Directive: Comb the records below for the string "Encerramento" and copy each line where it turns up.

################

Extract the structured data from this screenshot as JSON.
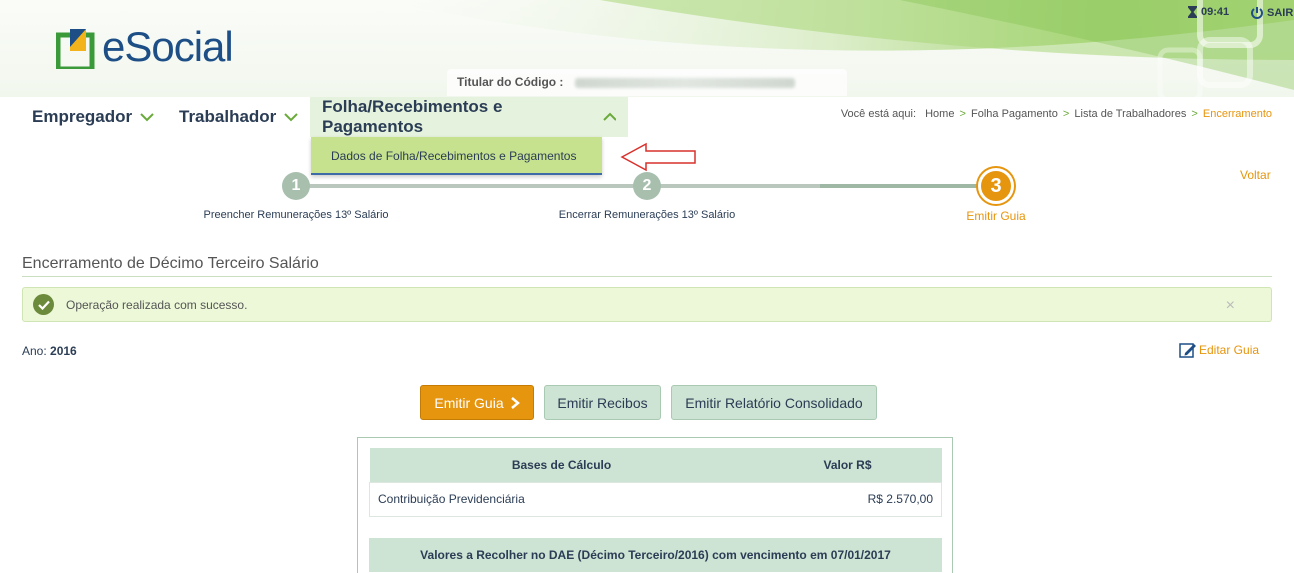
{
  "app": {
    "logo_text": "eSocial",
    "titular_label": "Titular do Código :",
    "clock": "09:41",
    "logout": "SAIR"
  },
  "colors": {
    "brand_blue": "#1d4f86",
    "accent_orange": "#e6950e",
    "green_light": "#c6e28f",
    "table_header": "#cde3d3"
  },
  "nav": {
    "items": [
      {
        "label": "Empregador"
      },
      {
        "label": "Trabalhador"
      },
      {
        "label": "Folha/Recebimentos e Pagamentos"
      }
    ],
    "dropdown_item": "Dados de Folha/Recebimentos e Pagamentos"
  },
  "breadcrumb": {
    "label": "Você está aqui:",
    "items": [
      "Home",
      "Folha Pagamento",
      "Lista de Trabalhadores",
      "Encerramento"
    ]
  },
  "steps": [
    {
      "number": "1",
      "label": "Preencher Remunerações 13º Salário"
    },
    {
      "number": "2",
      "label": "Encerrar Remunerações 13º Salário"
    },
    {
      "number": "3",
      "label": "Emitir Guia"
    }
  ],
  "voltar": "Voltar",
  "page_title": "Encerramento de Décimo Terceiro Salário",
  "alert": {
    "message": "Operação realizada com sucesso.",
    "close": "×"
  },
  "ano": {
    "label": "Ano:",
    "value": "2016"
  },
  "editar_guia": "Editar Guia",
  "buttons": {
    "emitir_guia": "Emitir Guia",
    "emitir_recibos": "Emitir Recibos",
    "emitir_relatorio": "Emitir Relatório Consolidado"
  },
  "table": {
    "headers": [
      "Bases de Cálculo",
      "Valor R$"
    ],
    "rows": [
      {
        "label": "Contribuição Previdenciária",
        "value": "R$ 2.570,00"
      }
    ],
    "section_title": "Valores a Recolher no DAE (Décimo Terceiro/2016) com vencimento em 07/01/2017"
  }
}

################

Response to this exercise:
      "Encerramento"
  "page_title": "Encerramento de Décimo Terceiro Salário",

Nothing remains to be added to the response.